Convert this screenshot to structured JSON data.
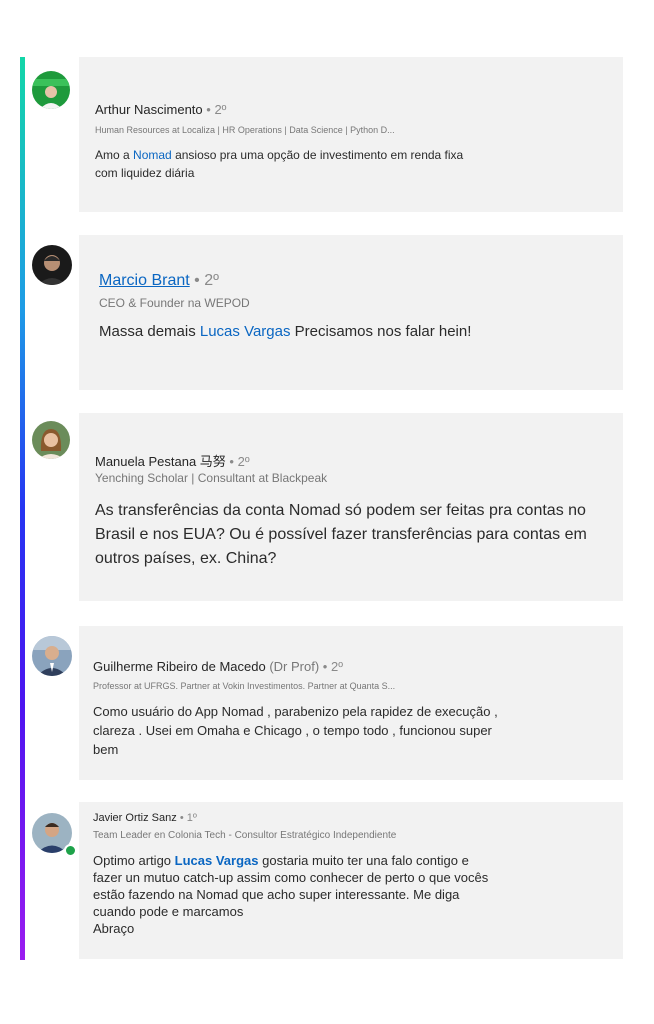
{
  "comments": [
    {
      "author": "Arthur Nascimento",
      "degree": "• 2º",
      "headline": "Human Resources at Localiza | HR Operations | Data Science | Python D...",
      "body_before": "Amo a",
      "mention": "Nomad",
      "body_after_1": "ansioso pra uma opção de investimento em renda fixa",
      "body_after_2": "com liquidez diária",
      "avatar_icon": "avatar-arthur-icon"
    },
    {
      "author": "Marcio Brant",
      "degree": "• 2º",
      "headline": "CEO & Founder na WEPOD",
      "body_before": "Massa demais",
      "mention": "Lucas Vargas",
      "body_after": "Precisamos nos falar hein!",
      "avatar_icon": "avatar-marcio-icon"
    },
    {
      "author": "Manuela Pestana 马努",
      "degree": "• 2º",
      "headline": "Yenching Scholar | Consultant at Blackpeak",
      "body_lines": [
        "As transferências da conta Nomad só podem ser feitas pra contas no",
        "Brasil e nos EUA? Ou é possível fazer transferências para contas em",
        "outros países, ex. China?"
      ],
      "avatar_icon": "avatar-manuela-icon"
    },
    {
      "author": "Guilherme Ribeiro de Macedo",
      "suffix": "(Dr Prof)",
      "degree": "• 2º",
      "headline": "Professor at UFRGS. Partner at Vokin Investimentos. Partner at Quanta S...",
      "body_lines": [
        "Como usuário do App Nomad , parabenizo pela rapidez de execução ,",
        "clareza . Usei em Omaha e Chicago , o tempo todo , funcionou super",
        "bem"
      ],
      "avatar_icon": "avatar-guilherme-icon"
    },
    {
      "author": "Javier Ortiz Sanz",
      "degree": "• 1º",
      "headline": "Team Leader en Colonia Tech - Consultor Estratégico Independiente",
      "body_before": "Optimo artigo",
      "mention": "Lucas Vargas",
      "body_after_1": "gostaria muito ter una falo contigo e",
      "body_lines": [
        "fazer un mutuo catch-up assim como conhecer de perto o que vocês",
        "estão fazendo na Nomad que acho super interessante. Me diga",
        "cuando pode e marcamos",
        "Abraço"
      ],
      "avatar_icon": "avatar-javier-icon"
    }
  ],
  "colors": {
    "card_bg": "#f2f2f2",
    "mention": "#0a66c2",
    "gradient_top": "#13d6a8",
    "gradient_bottom": "#9b1cf0"
  }
}
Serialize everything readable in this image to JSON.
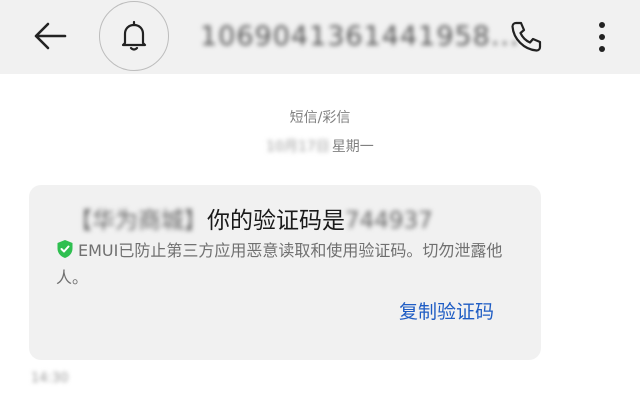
{
  "header": {
    "back_icon": "arrow-left-icon",
    "bell_icon": "bell-icon",
    "contact_number": "1069041361441958...",
    "phone_icon": "phone-icon",
    "more_icon": "more-vertical-icon"
  },
  "message_meta": {
    "type_label": "短信/彩信",
    "date_redacted": "10月17日",
    "weekday": "星期一"
  },
  "message": {
    "sender_tag_redacted": "【华为商城】",
    "code_prefix": "你的验证码是",
    "code_redacted": "744937",
    "notice": "EMUI已防止第三方应用恶意读取和使用验证码。切勿泄露他人。",
    "notice_icon": "shield-check-icon",
    "shield_color": "#2fbf50",
    "copy_button": "复制验证码",
    "accent_color": "#1f5dc4"
  },
  "footer": {
    "time_redacted": "14:30"
  }
}
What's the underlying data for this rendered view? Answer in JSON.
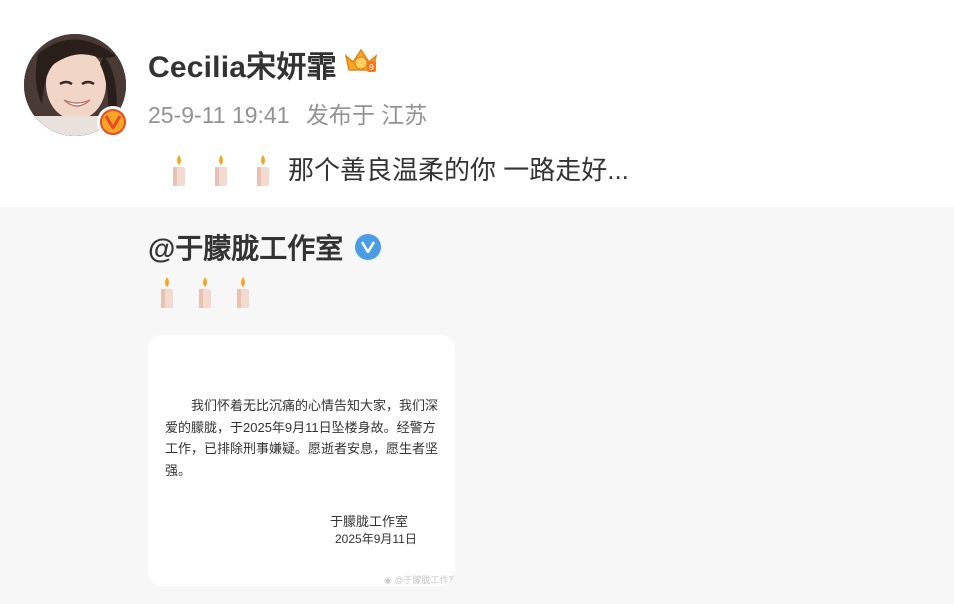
{
  "post": {
    "username": "Cecilia宋妍霏",
    "timestamp": "25-9-11 19:41",
    "location": "发布于 江苏",
    "text": "那个善良温柔的你 一路走好...",
    "emoji": "candle-emoji"
  },
  "repost": {
    "username": "@于朦胧工作室",
    "emoji": "candle-emoji",
    "image": {
      "body": "我们怀着无比沉痛的心情告知大家，我们深爱的朦胧，于2025年9月11日坠楼身故。经警方工作，已排除刑事嫌疑。愿逝者安息，愿生者坚强。",
      "signature": "于朦胧工作室",
      "date": "2025年9月11日",
      "watermark": "@于朦胧工作室"
    }
  },
  "colors": {
    "text": "#333333",
    "meta": "#939393",
    "repost_bg": "#f7f7f7",
    "verified_blue": "#4a9de5",
    "verified_orange": "#f5a623"
  }
}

■ ■ ■ ■ ■

Repeat the records in full, exactly as they appear, without the pictures.

• _ANSWER TO THIS EXERCISE_:
Convert this screenshot to structured JSON data.
{
  "comments": [
    {
      "author": "Arthur Nascimento",
      "degree": "• 2º",
      "headline": "Human Resources at Localiza | HR Operations | Data Science | Python D...",
      "body_before": "Amo a",
      "mention": "Nomad",
      "body_after_1": "ansioso pra uma opção de investimento em renda fixa",
      "body_after_2": "com liquidez diária",
      "avatar_icon": "avatar-arthur-icon"
    },
    {
      "author": "Marcio Brant",
      "degree": "• 2º",
      "headline": "CEO & Founder na WEPOD",
      "body_before": "Massa demais",
      "mention": "Lucas Vargas",
      "body_after": "Precisamos nos falar hein!",
      "avatar_icon": "avatar-marcio-icon"
    },
    {
      "author": "Manuela Pestana 马努",
      "degree": "• 2º",
      "headline": "Yenching Scholar | Consultant at Blackpeak",
      "body_lines": [
        "As transferências da conta Nomad só podem ser feitas pra contas no",
        "Brasil e nos EUA? Ou é possível fazer transferências para contas em",
        "outros países, ex. China?"
      ],
      "avatar_icon": "avatar-manuela-icon"
    },
    {
      "author": "Guilherme Ribeiro de Macedo",
      "suffix": "(Dr Prof)",
      "degree": "• 2º",
      "headline": "Professor at UFRGS. Partner at Vokin Investimentos. Partner at Quanta S...",
      "body_lines": [
        "Como usuário do App Nomad , parabenizo pela rapidez de execução ,",
        "clareza . Usei em Omaha e Chicago , o tempo todo , funcionou super",
        "bem"
      ],
      "avatar_icon": "avatar-guilherme-icon"
    },
    {
      "author": "Javier Ortiz Sanz",
      "degree": "• 1º",
      "headline": "Team Leader en Colonia Tech - Consultor Estratégico Independiente",
      "body_before": "Optimo artigo",
      "mention": "Lucas Vargas",
      "body_after_1": "gostaria muito ter una falo contigo e",
      "body_lines": [
        "fazer un mutuo catch-up assim como conhecer de perto o que vocês",
        "estão fazendo na Nomad que acho super interessante. Me diga",
        "cuando pode e marcamos",
        "Abraço"
      ],
      "avatar_icon": "avatar-javier-icon"
    }
  ],
  "colors": {
    "card_bg": "#f2f2f2",
    "mention": "#0a66c2",
    "gradient_top": "#13d6a8",
    "gradient_bottom": "#9b1cf0"
  }
}
Serialize everything readable in this image to JSON.
{
  "header": {
    "back_icon": "arrow-left-icon",
    "bell_icon": "bell-icon",
    "contact_number": "1069041361441958...",
    "phone_icon": "phone-icon",
    "more_icon": "more-vertical-icon"
  },
  "message_meta": {
    "type_label": "短信/彩信",
    "date_redacted": "10月17日",
    "weekday": "星期一"
  },
  "message": {
    "sender_tag_redacted": "【华为商城】",
    "code_prefix": "你的验证码是",
    "code_redacted": "744937",
    "notice": "EMUI已防止第三方应用恶意读取和使用验证码。切勿泄露他人。",
    "notice_icon": "shield-check-icon",
    "shield_color": "#2fbf50",
    "copy_button": "复制验证码",
    "accent_color": "#1f5dc4"
  },
  "footer": {
    "time_redacted": "14:30"
  }
}
What's the underlying data for this rendered view? Answer in JSON.
{
  "post": {
    "username": "Cecilia宋妍霏",
    "timestamp": "25-9-11 19:41",
    "location": "发布于 江苏",
    "text": "那个善良温柔的你 一路走好...",
    "emoji": "candle-emoji"
  },
  "repost": {
    "username": "@于朦胧工作室",
    "emoji": "candle-emoji",
    "image": {
      "body": "我们怀着无比沉痛的心情告知大家，我们深爱的朦胧，于2025年9月11日坠楼身故。经警方工作，已排除刑事嫌疑。愿逝者安息，愿生者坚强。",
      "signature": "于朦胧工作室",
      "date": "2025年9月11日",
      "watermark": "@于朦胧工作室"
    }
  },
  "colors": {
    "text": "#333333",
    "meta": "#939393",
    "repost_bg": "#f7f7f7",
    "verified_blue": "#4a9de5",
    "verified_orange": "#f5a623"
  }
}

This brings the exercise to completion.